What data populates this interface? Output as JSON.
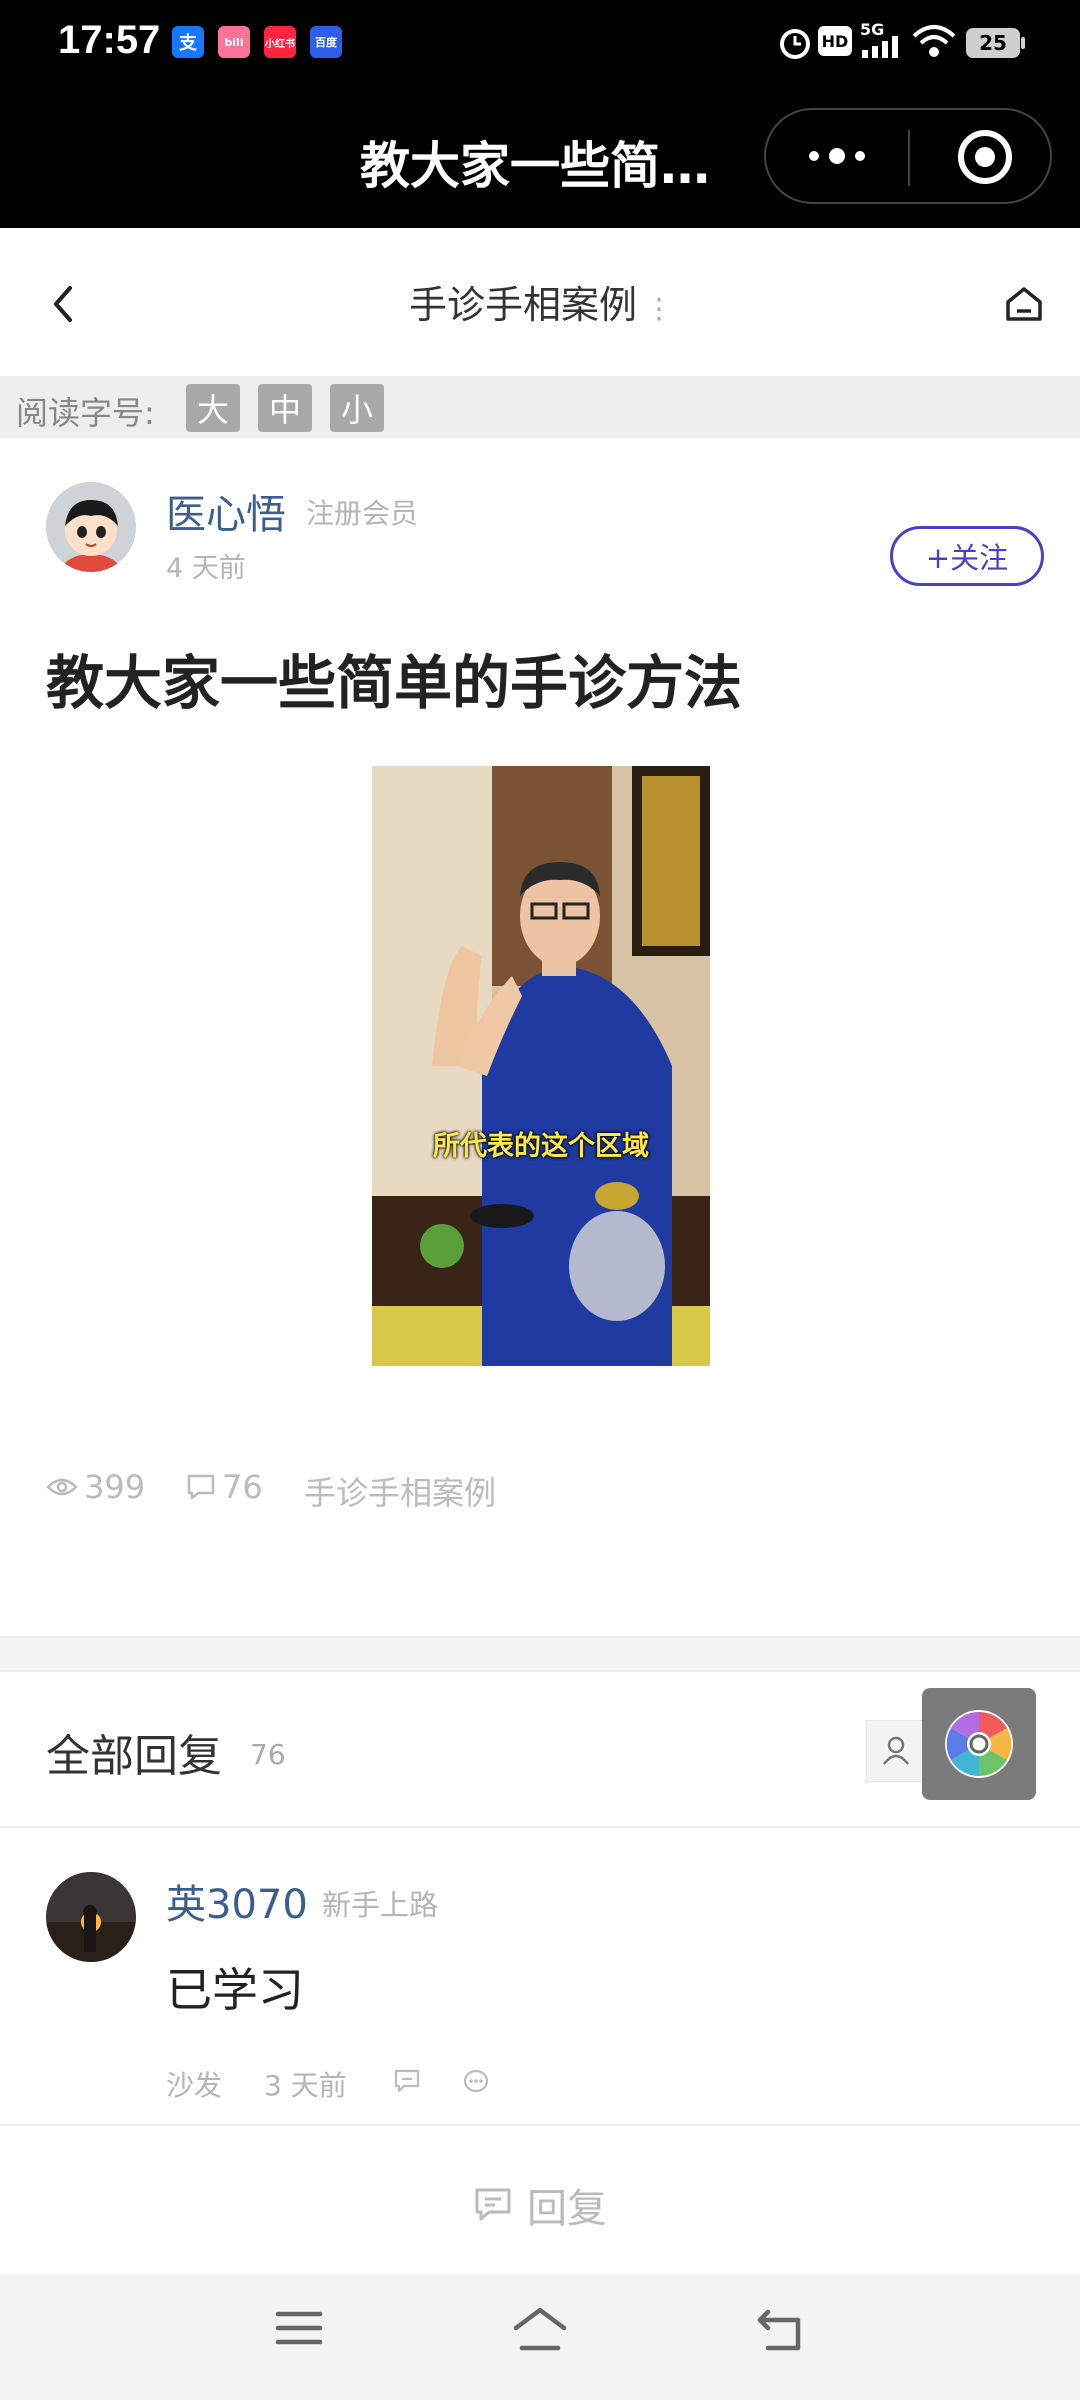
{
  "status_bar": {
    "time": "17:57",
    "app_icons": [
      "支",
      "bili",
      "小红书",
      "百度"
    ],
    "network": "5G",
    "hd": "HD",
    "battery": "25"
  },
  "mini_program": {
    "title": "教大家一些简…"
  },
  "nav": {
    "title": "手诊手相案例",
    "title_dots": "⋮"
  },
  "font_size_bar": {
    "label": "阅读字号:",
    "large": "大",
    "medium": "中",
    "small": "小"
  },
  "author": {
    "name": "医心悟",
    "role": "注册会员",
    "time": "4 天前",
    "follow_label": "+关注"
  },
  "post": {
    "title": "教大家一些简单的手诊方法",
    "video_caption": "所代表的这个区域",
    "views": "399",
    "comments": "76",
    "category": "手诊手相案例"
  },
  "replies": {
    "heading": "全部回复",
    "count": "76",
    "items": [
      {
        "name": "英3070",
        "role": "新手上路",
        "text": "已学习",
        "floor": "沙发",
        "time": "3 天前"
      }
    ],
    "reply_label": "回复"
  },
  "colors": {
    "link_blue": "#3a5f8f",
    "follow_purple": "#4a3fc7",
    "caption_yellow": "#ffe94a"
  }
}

※ ※ ※

Transcribe all the lines above exactly, apart from the pictures.

Answer for this exercise —
What data populates this interface? Output as JSON.
{
  "status_bar": {
    "time": "17:57",
    "app_icons": [
      "支",
      "bili",
      "小红书",
      "百度"
    ],
    "network": "5G",
    "hd": "HD",
    "battery": "25"
  },
  "mini_program": {
    "title": "教大家一些简…"
  },
  "nav": {
    "title": "手诊手相案例",
    "title_dots": "⋮"
  },
  "font_size_bar": {
    "label": "阅读字号:",
    "large": "大",
    "medium": "中",
    "small": "小"
  },
  "author": {
    "name": "医心悟",
    "role": "注册会员",
    "time": "4 天前",
    "follow_label": "+关注"
  },
  "post": {
    "title": "教大家一些简单的手诊方法",
    "video_caption": "所代表的这个区域",
    "views": "399",
    "comments": "76",
    "category": "手诊手相案例"
  },
  "replies": {
    "heading": "全部回复",
    "count": "76",
    "items": [
      {
        "name": "英3070",
        "role": "新手上路",
        "text": "已学习",
        "floor": "沙发",
        "time": "3 天前"
      }
    ],
    "reply_label": "回复"
  },
  "colors": {
    "link_blue": "#3a5f8f",
    "follow_purple": "#4a3fc7",
    "caption_yellow": "#ffe94a"
  }
}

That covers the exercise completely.